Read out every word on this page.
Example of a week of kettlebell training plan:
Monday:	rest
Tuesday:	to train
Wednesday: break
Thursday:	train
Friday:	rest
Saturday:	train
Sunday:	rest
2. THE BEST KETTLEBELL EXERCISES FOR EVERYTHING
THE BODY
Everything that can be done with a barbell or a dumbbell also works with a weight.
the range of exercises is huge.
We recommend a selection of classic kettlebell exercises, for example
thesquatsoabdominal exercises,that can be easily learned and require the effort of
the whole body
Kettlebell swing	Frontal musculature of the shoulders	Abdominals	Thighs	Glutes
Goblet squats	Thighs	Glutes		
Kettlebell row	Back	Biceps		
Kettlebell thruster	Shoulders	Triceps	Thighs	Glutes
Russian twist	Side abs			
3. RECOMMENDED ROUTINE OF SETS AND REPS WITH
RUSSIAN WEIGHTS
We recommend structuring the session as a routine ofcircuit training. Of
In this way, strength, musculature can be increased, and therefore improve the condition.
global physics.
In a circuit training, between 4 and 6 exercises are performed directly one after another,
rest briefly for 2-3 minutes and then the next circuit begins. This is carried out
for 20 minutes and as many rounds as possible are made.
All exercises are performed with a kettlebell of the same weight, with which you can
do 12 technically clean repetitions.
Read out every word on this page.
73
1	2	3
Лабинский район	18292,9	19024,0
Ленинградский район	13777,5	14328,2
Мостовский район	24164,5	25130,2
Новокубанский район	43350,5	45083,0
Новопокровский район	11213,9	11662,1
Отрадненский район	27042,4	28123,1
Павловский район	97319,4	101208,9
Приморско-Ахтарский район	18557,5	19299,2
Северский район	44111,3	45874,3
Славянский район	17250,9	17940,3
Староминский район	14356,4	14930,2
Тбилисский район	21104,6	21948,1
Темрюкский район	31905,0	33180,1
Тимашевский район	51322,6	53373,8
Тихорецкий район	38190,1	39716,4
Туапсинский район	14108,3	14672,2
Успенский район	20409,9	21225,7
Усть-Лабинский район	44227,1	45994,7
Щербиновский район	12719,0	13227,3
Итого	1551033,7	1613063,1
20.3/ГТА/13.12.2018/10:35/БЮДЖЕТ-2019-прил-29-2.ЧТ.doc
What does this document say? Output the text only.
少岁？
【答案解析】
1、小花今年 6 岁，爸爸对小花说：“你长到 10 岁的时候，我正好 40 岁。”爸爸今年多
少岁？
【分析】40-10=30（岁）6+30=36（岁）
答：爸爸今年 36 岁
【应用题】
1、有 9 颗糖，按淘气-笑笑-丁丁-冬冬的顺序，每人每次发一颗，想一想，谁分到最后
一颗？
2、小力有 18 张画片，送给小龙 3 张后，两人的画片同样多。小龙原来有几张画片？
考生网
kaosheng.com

◆ ◆ ◆ ◆ ◆ ◆ ◆

#### Aim of the task:
Copy out every entry again, exactly as it was given.

#### Answer to this task:
Read out every word on this page.
Example of a week of kettlebell training plan:
Monday:	rest
Tuesday:	to train
Wednesday: break
Thursday:	train
Friday:	rest
Saturday:	train
Sunday:	rest
2. THE BEST KETTLEBELL EXERCISES FOR EVERYTHING
THE BODY
Everything that can be done with a barbell or a dumbbell also works with a weight.
the range of exercises is huge.
We recommend a selection of classic kettlebell exercises, for example
thesquatsoabdominal exercises,that can be easily learned and require the effort of
the whole body
Kettlebell swing	Frontal musculature of the shoulders	Abdominals	Thighs	Glutes
Goblet squats	Thighs	Glutes		
Kettlebell row	Back	Biceps		
Kettlebell thruster	Shoulders	Triceps	Thighs	Glutes
Russian twist	Side abs			
3. RECOMMENDED ROUTINE OF SETS AND REPS WITH
RUSSIAN WEIGHTS
We recommend structuring the session as a routine ofcircuit training. Of
In this way, strength, musculature can be increased, and therefore improve the condition.
global physics.
In a circuit training, between 4 and 6 exercises are performed directly one after another,
rest briefly for 2-3 minutes and then the next circuit begins. This is carried out
for 20 minutes and as many rounds as possible are made.
All exercises are performed with a kettlebell of the same weight, with which you can
do 12 technically clean repetitions.
Read out every word on this page.
73
1	2	3
Лабинский район	18292,9	19024,0
Ленинградский район	13777,5	14328,2
Мостовский район	24164,5	25130,2
Новокубанский район	43350,5	45083,0
Новопокровский район	11213,9	11662,1
Отрадненский район	27042,4	28123,1
Павловский район	97319,4	101208,9
Приморско-Ахтарский район	18557,5	19299,2
Северский район	44111,3	45874,3
Славянский район	17250,9	17940,3
Староминский район	14356,4	14930,2
Тбилисский район	21104,6	21948,1
Темрюкский район	31905,0	33180,1
Тимашевский район	51322,6	53373,8
Тихорецкий район	38190,1	39716,4
Туапсинский район	14108,3	14672,2
Успенский район	20409,9	21225,7
Усть-Лабинский район	44227,1	45994,7
Щербиновский район	12719,0	13227,3
Итого	1551033,7	1613063,1
20.3/ГТА/13.12.2018/10:35/БЮДЖЕТ-2019-прил-29-2.ЧТ.doc
What does this document say? Output the text only.
少岁？
【答案解析】
1、小花今年 6 岁，爸爸对小花说：“你长到 10 岁的时候，我正好 40 岁。”爸爸今年多
少岁？
【分析】40-10=30（岁）6+30=36（岁）
答：爸爸今年 36 岁
【应用题】
1、有 9 颗糖，按淘气-笑笑-丁丁-冬冬的顺序，每人每次发一颗，想一想，谁分到最后
一颗？
2、小力有 18 张画片，送给小龙 3 张后，两人的画片同样多。小龙原来有几张画片？
考生网
kaosheng.com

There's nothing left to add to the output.